How many lines in the entries below include the string "from"? Answer with the number only.
— BEGIN —
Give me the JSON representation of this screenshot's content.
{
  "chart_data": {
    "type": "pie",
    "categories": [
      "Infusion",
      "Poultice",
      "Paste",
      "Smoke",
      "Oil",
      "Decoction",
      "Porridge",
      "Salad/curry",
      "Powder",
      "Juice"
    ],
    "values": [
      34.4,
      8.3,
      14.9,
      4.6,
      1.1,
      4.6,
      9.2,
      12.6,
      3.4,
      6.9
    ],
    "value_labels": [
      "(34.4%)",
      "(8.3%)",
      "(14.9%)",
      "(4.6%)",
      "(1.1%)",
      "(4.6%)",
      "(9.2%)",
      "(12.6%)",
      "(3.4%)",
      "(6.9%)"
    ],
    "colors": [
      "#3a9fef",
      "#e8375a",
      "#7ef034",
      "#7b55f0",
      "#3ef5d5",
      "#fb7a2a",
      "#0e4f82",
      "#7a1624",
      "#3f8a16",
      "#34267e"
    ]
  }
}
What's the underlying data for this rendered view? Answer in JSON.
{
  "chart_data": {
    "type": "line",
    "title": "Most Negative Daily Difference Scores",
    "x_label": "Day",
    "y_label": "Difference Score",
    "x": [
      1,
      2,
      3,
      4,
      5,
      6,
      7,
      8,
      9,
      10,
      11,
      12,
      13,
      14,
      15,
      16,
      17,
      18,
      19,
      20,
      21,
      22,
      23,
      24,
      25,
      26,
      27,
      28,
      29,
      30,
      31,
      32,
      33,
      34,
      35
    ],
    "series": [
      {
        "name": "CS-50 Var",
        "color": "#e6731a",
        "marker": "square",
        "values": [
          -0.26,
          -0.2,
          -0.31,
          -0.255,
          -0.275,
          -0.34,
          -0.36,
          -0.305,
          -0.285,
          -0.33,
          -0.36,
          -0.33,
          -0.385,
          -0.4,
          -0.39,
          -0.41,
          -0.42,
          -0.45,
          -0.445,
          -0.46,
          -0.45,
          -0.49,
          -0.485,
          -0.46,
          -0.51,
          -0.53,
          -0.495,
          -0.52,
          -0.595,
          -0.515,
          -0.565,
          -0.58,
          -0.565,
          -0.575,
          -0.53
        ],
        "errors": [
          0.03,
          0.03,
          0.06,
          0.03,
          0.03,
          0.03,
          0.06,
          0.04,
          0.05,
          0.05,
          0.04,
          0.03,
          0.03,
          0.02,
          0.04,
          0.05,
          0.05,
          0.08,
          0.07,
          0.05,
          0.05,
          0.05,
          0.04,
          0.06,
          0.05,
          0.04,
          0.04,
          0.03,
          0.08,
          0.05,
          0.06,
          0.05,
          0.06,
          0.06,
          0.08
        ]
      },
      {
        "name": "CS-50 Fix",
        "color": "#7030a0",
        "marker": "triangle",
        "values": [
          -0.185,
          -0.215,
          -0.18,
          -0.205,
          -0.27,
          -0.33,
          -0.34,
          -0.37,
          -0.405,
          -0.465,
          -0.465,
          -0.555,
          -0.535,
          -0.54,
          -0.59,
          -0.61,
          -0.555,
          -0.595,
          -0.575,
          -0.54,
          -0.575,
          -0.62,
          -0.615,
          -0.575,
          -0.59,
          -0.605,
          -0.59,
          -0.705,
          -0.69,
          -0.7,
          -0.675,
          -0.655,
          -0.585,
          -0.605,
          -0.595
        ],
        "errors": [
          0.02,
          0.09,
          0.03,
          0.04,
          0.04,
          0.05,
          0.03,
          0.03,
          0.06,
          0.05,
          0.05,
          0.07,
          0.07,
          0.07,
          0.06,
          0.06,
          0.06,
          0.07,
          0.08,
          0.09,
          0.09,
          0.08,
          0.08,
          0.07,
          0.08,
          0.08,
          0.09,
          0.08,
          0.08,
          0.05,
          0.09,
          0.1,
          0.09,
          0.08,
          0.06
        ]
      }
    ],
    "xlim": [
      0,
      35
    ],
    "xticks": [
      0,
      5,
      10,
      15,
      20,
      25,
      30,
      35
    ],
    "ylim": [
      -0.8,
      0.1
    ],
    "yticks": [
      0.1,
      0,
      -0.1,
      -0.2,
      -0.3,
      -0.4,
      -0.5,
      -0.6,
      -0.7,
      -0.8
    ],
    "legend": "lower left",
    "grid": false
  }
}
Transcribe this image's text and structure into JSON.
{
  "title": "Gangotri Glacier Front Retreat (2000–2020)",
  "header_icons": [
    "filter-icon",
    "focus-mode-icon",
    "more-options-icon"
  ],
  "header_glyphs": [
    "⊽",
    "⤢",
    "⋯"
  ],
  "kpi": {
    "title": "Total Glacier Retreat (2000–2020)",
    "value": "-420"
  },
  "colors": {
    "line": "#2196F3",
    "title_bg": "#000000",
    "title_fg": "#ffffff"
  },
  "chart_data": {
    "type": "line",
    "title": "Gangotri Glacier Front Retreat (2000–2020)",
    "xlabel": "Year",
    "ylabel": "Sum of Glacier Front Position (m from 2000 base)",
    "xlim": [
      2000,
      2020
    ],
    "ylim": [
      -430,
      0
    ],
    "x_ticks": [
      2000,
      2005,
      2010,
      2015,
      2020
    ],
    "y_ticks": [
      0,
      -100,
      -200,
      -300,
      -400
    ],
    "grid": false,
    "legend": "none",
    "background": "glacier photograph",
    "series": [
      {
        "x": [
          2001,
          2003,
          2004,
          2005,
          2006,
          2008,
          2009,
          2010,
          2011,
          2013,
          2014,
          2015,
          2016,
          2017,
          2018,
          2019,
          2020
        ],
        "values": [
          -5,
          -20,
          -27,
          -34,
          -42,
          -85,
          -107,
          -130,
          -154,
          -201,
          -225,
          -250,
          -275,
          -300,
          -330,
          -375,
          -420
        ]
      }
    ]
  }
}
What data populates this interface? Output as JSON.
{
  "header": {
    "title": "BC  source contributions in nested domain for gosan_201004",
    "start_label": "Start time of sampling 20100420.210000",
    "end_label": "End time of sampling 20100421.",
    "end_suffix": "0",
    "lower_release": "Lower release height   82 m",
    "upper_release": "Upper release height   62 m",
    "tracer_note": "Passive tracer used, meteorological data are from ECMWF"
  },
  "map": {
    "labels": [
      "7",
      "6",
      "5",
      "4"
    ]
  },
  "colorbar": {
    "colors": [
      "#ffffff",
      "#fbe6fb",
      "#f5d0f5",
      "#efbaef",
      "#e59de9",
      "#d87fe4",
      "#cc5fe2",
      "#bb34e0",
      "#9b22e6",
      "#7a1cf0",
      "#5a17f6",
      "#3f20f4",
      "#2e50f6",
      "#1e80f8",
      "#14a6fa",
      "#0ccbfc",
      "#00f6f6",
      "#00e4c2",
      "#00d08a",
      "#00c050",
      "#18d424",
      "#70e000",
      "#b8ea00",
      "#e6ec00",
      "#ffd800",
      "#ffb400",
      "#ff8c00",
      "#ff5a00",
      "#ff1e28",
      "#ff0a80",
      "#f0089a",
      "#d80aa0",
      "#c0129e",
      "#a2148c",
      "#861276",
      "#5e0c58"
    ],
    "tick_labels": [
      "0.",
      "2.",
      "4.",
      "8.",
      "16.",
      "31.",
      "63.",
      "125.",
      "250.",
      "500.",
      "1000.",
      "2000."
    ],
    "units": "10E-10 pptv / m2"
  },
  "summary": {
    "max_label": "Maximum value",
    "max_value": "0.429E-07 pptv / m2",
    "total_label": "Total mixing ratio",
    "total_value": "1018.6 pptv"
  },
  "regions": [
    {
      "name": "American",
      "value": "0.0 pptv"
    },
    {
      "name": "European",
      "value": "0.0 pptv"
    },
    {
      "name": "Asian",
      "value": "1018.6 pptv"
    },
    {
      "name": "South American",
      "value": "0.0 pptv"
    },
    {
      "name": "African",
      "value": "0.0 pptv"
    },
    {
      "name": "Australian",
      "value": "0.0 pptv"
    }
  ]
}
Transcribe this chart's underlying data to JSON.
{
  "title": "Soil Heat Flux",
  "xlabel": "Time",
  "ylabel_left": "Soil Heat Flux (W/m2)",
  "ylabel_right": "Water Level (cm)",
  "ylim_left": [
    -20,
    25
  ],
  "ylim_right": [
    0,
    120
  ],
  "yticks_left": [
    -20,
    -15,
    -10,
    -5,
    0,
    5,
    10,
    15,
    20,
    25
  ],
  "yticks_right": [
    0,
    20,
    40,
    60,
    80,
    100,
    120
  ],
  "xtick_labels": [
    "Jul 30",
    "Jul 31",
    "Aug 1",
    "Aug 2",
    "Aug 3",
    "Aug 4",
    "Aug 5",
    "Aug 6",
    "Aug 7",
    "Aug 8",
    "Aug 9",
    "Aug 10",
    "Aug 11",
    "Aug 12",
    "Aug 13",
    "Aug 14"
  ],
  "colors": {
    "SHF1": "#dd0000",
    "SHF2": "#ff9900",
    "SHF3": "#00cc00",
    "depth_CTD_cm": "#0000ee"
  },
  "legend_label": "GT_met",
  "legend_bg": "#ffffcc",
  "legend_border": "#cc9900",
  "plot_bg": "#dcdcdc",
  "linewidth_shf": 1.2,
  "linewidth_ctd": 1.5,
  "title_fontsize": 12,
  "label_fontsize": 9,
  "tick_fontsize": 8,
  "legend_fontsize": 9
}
— END —
**RESPONSE**: 2